[Box annotation data]
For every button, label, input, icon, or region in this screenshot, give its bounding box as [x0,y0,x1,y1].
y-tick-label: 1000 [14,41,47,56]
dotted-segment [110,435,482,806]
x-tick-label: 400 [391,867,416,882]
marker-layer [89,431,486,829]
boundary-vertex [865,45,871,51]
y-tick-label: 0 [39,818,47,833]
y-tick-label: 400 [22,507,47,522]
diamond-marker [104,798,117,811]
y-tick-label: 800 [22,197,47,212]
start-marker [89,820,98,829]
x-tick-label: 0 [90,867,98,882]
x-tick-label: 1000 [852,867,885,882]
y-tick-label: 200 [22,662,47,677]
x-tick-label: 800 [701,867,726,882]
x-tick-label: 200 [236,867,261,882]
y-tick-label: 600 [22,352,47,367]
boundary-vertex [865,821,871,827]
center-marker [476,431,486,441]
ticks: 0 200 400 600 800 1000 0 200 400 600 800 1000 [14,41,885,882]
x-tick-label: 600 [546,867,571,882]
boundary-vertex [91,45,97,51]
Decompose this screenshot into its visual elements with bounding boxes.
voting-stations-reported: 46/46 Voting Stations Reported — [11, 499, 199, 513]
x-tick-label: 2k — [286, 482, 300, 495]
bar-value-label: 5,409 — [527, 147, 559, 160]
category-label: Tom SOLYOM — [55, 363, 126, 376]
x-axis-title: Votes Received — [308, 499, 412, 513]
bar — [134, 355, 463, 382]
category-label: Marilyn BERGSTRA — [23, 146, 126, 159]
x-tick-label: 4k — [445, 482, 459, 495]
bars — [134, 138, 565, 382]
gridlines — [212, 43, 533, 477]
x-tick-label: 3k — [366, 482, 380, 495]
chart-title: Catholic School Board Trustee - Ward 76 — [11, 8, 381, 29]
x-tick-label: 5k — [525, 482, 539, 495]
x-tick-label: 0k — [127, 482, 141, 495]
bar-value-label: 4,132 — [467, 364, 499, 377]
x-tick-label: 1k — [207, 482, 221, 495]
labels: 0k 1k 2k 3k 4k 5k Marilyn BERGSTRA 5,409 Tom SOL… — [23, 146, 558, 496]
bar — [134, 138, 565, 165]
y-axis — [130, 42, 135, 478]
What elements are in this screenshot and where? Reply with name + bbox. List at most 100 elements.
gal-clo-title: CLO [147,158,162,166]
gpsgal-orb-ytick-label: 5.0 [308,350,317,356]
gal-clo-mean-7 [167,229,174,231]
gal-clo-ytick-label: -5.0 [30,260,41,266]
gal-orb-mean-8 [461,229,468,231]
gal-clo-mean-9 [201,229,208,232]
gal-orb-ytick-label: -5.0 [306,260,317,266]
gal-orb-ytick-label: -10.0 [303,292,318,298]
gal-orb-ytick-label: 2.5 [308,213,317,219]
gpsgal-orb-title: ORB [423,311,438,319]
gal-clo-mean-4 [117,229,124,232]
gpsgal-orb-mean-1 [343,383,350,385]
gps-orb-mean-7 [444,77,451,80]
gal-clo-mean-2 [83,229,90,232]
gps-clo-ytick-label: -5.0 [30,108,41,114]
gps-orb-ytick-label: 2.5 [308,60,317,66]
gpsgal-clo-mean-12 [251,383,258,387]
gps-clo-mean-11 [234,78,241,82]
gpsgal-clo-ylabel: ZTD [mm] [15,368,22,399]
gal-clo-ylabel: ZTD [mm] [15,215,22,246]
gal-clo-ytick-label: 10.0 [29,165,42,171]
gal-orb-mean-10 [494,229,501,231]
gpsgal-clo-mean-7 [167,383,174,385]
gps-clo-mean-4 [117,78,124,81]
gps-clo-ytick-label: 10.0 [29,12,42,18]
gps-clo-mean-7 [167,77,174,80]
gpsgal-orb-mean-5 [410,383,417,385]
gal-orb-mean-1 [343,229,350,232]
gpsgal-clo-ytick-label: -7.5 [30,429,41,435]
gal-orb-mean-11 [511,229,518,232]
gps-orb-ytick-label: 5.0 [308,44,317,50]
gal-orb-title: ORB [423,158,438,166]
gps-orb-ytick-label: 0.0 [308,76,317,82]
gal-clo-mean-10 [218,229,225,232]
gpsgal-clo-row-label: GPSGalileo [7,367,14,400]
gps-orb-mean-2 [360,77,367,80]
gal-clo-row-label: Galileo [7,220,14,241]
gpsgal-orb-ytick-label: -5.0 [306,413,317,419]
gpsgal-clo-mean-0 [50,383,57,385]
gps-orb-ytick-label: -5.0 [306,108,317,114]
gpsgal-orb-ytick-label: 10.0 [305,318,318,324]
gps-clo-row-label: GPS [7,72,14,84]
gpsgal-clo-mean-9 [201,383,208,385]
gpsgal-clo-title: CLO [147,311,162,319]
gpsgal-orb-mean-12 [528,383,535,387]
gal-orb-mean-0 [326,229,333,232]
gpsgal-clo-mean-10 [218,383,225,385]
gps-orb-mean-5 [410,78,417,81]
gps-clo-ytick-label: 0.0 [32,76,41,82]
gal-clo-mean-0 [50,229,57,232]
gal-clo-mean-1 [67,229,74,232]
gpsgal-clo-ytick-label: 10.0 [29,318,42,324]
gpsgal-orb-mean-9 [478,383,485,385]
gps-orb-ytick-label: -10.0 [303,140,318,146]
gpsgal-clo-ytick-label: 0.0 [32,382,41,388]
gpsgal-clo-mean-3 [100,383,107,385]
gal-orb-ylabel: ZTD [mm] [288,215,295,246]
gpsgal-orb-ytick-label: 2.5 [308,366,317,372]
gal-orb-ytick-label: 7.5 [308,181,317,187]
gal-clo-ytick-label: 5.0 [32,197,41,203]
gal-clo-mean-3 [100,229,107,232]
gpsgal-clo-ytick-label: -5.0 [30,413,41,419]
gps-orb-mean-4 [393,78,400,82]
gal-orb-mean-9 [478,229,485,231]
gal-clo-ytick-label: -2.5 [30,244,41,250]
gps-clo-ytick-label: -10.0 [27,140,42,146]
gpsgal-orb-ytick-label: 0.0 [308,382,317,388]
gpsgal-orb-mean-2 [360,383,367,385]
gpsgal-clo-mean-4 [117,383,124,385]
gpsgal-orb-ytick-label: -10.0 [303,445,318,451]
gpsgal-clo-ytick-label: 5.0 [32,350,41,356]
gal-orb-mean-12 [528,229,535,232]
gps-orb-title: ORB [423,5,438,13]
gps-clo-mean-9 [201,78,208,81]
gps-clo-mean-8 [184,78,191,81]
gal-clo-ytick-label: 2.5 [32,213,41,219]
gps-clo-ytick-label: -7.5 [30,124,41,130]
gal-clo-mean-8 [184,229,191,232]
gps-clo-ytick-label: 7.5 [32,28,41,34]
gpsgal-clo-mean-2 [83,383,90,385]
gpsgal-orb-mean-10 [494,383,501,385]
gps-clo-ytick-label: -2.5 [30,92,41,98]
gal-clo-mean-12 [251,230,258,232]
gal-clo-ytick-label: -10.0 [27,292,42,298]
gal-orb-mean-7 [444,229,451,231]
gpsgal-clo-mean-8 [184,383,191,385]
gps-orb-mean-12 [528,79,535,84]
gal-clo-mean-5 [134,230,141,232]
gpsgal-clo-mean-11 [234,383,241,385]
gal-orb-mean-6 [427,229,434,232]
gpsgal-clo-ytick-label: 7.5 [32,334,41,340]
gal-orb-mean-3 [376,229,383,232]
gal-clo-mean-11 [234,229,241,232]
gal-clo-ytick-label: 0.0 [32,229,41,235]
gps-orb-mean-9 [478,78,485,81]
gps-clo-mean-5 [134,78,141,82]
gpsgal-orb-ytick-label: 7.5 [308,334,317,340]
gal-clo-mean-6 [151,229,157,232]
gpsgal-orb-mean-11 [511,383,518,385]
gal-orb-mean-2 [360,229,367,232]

TASK DETAILS: Reproduce the material word for word, starting with its first line and going on through the line that contains "y-tick-label: 200 [22,662,47,677]", with both of these lines included.

THE REPLY:
For every button, label, input, icon, or region in this screenshot, give its bounding box as [x0,y0,x1,y1].
y-tick-label: 1000 [14,41,47,56]
dotted-segment [110,435,482,806]
x-tick-label: 400 [391,867,416,882]
marker-layer [89,431,486,829]
boundary-vertex [865,45,871,51]
y-tick-label: 0 [39,818,47,833]
y-tick-label: 400 [22,507,47,522]
diamond-marker [104,798,117,811]
y-tick-label: 800 [22,197,47,212]
start-marker [89,820,98,829]
x-tick-label: 0 [90,867,98,882]
x-tick-label: 1000 [852,867,885,882]
y-tick-label: 200 [22,662,47,677]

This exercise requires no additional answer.